**DATA SHOWN:**
┏━━

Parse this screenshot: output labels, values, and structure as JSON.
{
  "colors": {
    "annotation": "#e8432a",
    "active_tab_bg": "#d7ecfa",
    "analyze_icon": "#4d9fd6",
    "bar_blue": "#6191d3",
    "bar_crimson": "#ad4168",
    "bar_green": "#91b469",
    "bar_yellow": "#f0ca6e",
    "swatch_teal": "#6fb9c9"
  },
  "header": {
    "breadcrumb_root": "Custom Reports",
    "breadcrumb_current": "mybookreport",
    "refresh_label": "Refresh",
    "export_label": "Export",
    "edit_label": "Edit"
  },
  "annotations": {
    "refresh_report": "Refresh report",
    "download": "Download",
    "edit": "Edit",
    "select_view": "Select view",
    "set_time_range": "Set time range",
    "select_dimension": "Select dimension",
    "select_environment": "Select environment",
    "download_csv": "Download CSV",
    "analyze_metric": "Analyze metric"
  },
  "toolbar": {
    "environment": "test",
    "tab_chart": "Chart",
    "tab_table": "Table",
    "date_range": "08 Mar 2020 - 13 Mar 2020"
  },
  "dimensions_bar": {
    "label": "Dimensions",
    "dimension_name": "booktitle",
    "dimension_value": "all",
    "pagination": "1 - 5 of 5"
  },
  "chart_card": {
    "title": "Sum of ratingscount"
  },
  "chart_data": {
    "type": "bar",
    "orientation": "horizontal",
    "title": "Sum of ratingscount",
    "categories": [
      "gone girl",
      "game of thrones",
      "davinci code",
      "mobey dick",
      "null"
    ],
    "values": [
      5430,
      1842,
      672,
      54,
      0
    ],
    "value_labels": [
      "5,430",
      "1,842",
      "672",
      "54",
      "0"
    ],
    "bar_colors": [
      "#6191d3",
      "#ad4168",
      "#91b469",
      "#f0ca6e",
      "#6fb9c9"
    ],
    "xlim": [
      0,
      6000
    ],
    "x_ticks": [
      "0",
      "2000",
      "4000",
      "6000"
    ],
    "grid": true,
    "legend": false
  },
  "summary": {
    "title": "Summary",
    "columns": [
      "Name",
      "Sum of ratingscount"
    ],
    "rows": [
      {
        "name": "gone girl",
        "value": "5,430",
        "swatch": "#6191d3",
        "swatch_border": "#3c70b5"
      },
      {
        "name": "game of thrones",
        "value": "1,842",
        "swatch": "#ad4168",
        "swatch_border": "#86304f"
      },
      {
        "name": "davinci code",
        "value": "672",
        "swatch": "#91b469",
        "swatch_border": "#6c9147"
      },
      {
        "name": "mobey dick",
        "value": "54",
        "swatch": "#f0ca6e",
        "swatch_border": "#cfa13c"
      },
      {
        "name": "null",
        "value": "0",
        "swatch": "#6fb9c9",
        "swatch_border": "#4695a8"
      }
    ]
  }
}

┗━━

Retype all of the entries precisely as they are.

**REPLY TO THE EXERCISE:**
Parse this screenshot: output labels, values, and structure as JSON.
{
  "colors": {
    "annotation": "#e8432a",
    "active_tab_bg": "#d7ecfa",
    "analyze_icon": "#4d9fd6",
    "bar_blue": "#6191d3",
    "bar_crimson": "#ad4168",
    "bar_green": "#91b469",
    "bar_yellow": "#f0ca6e",
    "swatch_teal": "#6fb9c9"
  },
  "header": {
    "breadcrumb_root": "Custom Reports",
    "breadcrumb_current": "mybookreport",
    "refresh_label": "Refresh",
    "export_label": "Export",
    "edit_label": "Edit"
  },
  "annotations": {
    "refresh_report": "Refresh report",
    "download": "Download",
    "edit": "Edit",
    "select_view": "Select view",
    "set_time_range": "Set time range",
    "select_dimension": "Select dimension",
    "select_environment": "Select environment",
    "download_csv": "Download CSV",
    "analyze_metric": "Analyze metric"
  },
  "toolbar": {
    "environment": "test",
    "tab_chart": "Chart",
    "tab_table": "Table",
    "date_range": "08 Mar 2020 - 13 Mar 2020"
  },
  "dimensions_bar": {
    "label": "Dimensions",
    "dimension_name": "booktitle",
    "dimension_value": "all",
    "pagination": "1 - 5 of 5"
  },
  "chart_card": {
    "title": "Sum of ratingscount"
  },
  "chart_data": {
    "type": "bar",
    "orientation": "horizontal",
    "title": "Sum of ratingscount",
    "categories": [
      "gone girl",
      "game of thrones",
      "davinci code",
      "mobey dick",
      "null"
    ],
    "values": [
      5430,
      1842,
      672,
      54,
      0
    ],
    "value_labels": [
      "5,430",
      "1,842",
      "672",
      "54",
      "0"
    ],
    "bar_colors": [
      "#6191d3",
      "#ad4168",
      "#91b469",
      "#f0ca6e",
      "#6fb9c9"
    ],
    "xlim": [
      0,
      6000
    ],
    "x_ticks": [
      "0",
      "2000",
      "4000",
      "6000"
    ],
    "grid": true,
    "legend": false
  },
  "summary": {
    "title": "Summary",
    "columns": [
      "Name",
      "Sum of ratingscount"
    ],
    "rows": [
      {
        "name": "gone girl",
        "value": "5,430",
        "swatch": "#6191d3",
        "swatch_border": "#3c70b5"
      },
      {
        "name": "game of thrones",
        "value": "1,842",
        "swatch": "#ad4168",
        "swatch_border": "#86304f"
      },
      {
        "name": "davinci code",
        "value": "672",
        "swatch": "#91b469",
        "swatch_border": "#6c9147"
      },
      {
        "name": "mobey dick",
        "value": "54",
        "swatch": "#f0ca6e",
        "swatch_border": "#cfa13c"
      },
      {
        "name": "null",
        "value": "0",
        "swatch": "#6fb9c9",
        "swatch_border": "#4695a8"
      }
    ]
  }
}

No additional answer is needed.